-- begin --
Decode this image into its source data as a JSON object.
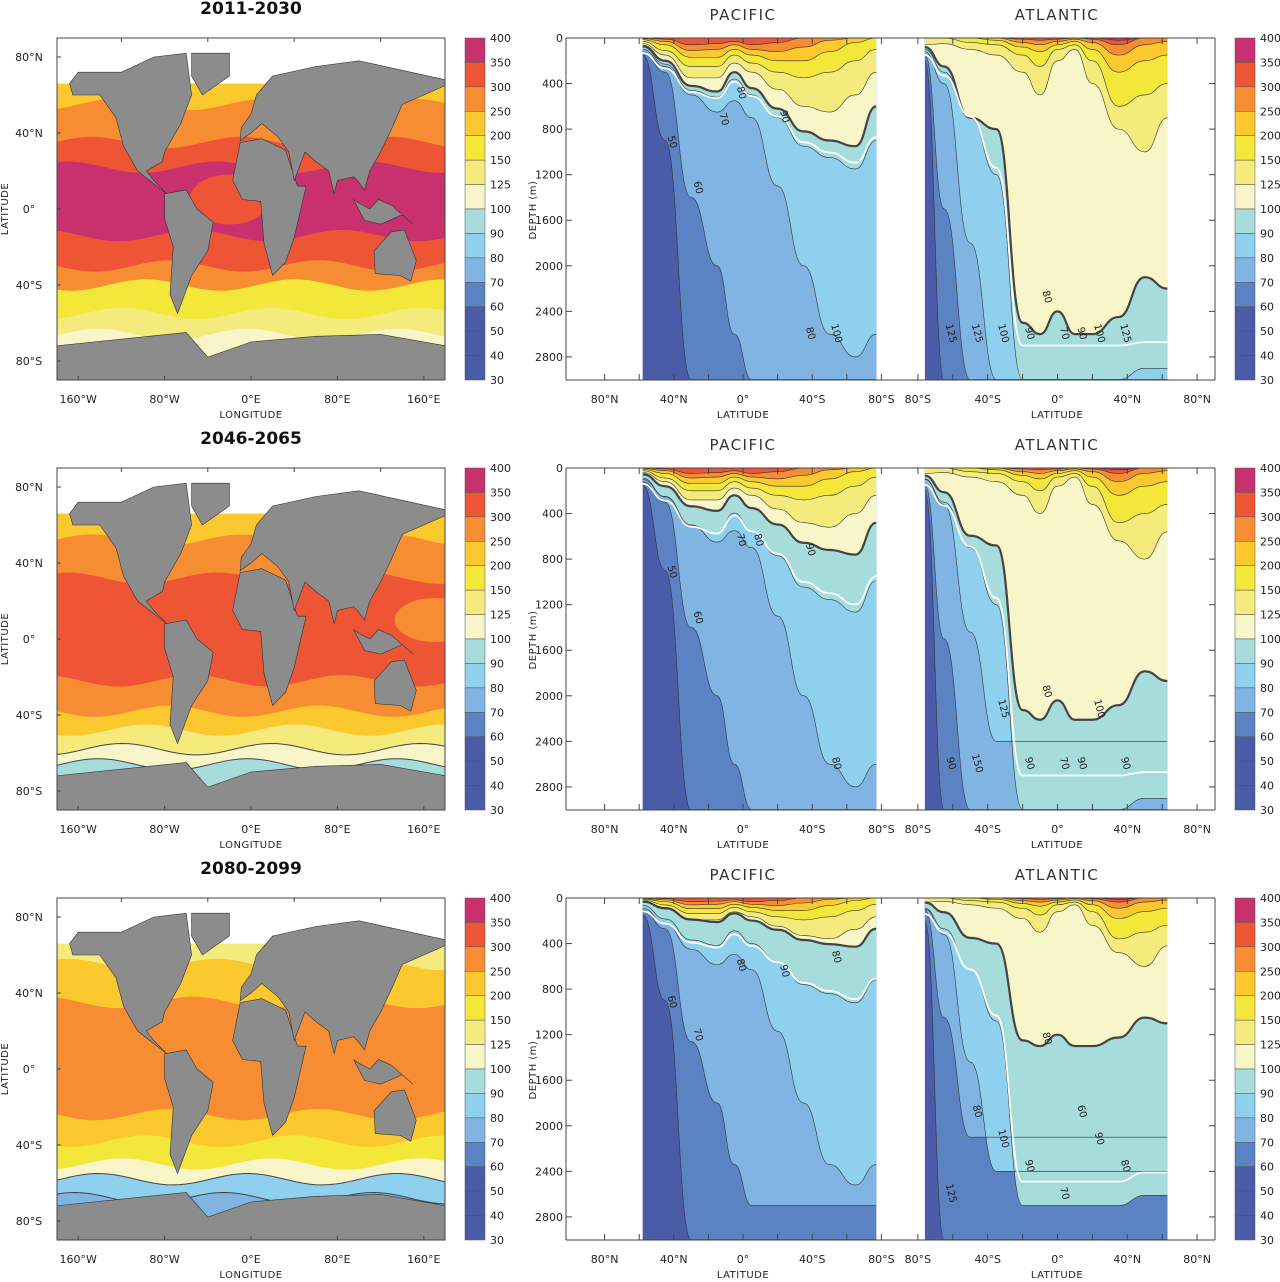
{
  "figure": {
    "row_titles": [
      "2011-2030",
      "2046-2065",
      "2080-2099"
    ],
    "basin_titles": [
      "PACIFIC",
      "ATLANTIC"
    ]
  },
  "chart_data": {
    "type": "heatmap",
    "description_kind": "contour maps and depth-latitude sections",
    "colorbar": {
      "labels": [
        "400",
        "350",
        "300",
        "250",
        "200",
        "150",
        "125",
        "100",
        "90",
        "80",
        "70",
        "60",
        "50",
        "40",
        "30"
      ],
      "levels": [
        30,
        40,
        50,
        60,
        70,
        80,
        90,
        100,
        125,
        150,
        200,
        250,
        300,
        350,
        400
      ],
      "colors": [
        "#4a5ba8",
        "#4a5ba8",
        "#4a5ba8",
        "#5b82c2",
        "#80b4e2",
        "#8fd0ef",
        "#a6dcdc",
        "#f8f5c8",
        "#f4eb7c",
        "#f3e83a",
        "#fbc82e",
        "#f68d33",
        "#ee5535",
        "#c8306e"
      ]
    },
    "map_axes": {
      "lat_ticks": [
        "80°N",
        "40°N",
        "0°",
        "40°S",
        "80°S"
      ],
      "lon_ticks": [
        "160°W",
        "80°W",
        "0°E",
        "80°E",
        "160°E"
      ],
      "xlabel": "LONGITUDE",
      "ylabel": "LATITUDE"
    },
    "section_axes": {
      "depth_ticks": [
        "0",
        "400",
        "800",
        "1200",
        "1600",
        "2000",
        "2400",
        "2800"
      ],
      "pacific_lat_ticks": [
        "80°N",
        "40°N",
        "0°",
        "40°S",
        "80°S"
      ],
      "atlantic_lat_ticks": [
        "80°S",
        "40°S",
        "0°",
        "40°N",
        "80°N"
      ],
      "xlabel": "LATITUDE",
      "ylabel": "DEPTH (m)",
      "depth_range": [
        0,
        3000
      ]
    },
    "contour_labels": {
      "pacific": [
        [
          "50",
          "60",
          "70",
          "80",
          "90",
          "80",
          "100"
        ],
        [
          "50",
          "60",
          "70",
          "80",
          "90",
          "80"
        ],
        [
          "60",
          "70",
          "80",
          "90",
          "80"
        ]
      ],
      "atlantic": [
        [
          "125",
          "125",
          "100",
          "90",
          "80",
          "70",
          "90",
          "100",
          "125"
        ],
        [
          "90",
          "150",
          "125",
          "90",
          "80",
          "70",
          "90",
          "100",
          "90"
        ],
        [
          "125",
          "80",
          "100",
          "90",
          "80",
          "70",
          "60",
          "90",
          "80"
        ]
      ]
    }
  }
}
-- end --
# [Written instruction]
With the pictures omitted, reproduce the records in full and exactly.

# [Written reply]
Decode this image into its source data as a JSON object.
{
  "figure": {
    "row_titles": [
      "2011-2030",
      "2046-2065",
      "2080-2099"
    ],
    "basin_titles": [
      "PACIFIC",
      "ATLANTIC"
    ]
  },
  "chart_data": {
    "type": "heatmap",
    "description_kind": "contour maps and depth-latitude sections",
    "colorbar": {
      "labels": [
        "400",
        "350",
        "300",
        "250",
        "200",
        "150",
        "125",
        "100",
        "90",
        "80",
        "70",
        "60",
        "50",
        "40",
        "30"
      ],
      "levels": [
        30,
        40,
        50,
        60,
        70,
        80,
        90,
        100,
        125,
        150,
        200,
        250,
        300,
        350,
        400
      ],
      "colors": [
        "#4a5ba8",
        "#4a5ba8",
        "#4a5ba8",
        "#5b82c2",
        "#80b4e2",
        "#8fd0ef",
        "#a6dcdc",
        "#f8f5c8",
        "#f4eb7c",
        "#f3e83a",
        "#fbc82e",
        "#f68d33",
        "#ee5535",
        "#c8306e"
      ]
    },
    "map_axes": {
      "lat_ticks": [
        "80°N",
        "40°N",
        "0°",
        "40°S",
        "80°S"
      ],
      "lon_ticks": [
        "160°W",
        "80°W",
        "0°E",
        "80°E",
        "160°E"
      ],
      "xlabel": "LONGITUDE",
      "ylabel": "LATITUDE"
    },
    "section_axes": {
      "depth_ticks": [
        "0",
        "400",
        "800",
        "1200",
        "1600",
        "2000",
        "2400",
        "2800"
      ],
      "pacific_lat_ticks": [
        "80°N",
        "40°N",
        "0°",
        "40°S",
        "80°S"
      ],
      "atlantic_lat_ticks": [
        "80°S",
        "40°S",
        "0°",
        "40°N",
        "80°N"
      ],
      "xlabel": "LATITUDE",
      "ylabel": "DEPTH (m)",
      "depth_range": [
        0,
        3000
      ]
    },
    "contour_labels": {
      "pacific": [
        [
          "50",
          "60",
          "70",
          "80",
          "90",
          "80",
          "100"
        ],
        [
          "50",
          "60",
          "70",
          "80",
          "90",
          "80"
        ],
        [
          "60",
          "70",
          "80",
          "90",
          "80"
        ]
      ],
      "atlantic": [
        [
          "125",
          "125",
          "100",
          "90",
          "80",
          "70",
          "90",
          "100",
          "125"
        ],
        [
          "90",
          "150",
          "125",
          "90",
          "80",
          "70",
          "90",
          "100",
          "90"
        ],
        [
          "125",
          "80",
          "100",
          "90",
          "80",
          "70",
          "60",
          "90",
          "80"
        ]
      ]
    }
  }
}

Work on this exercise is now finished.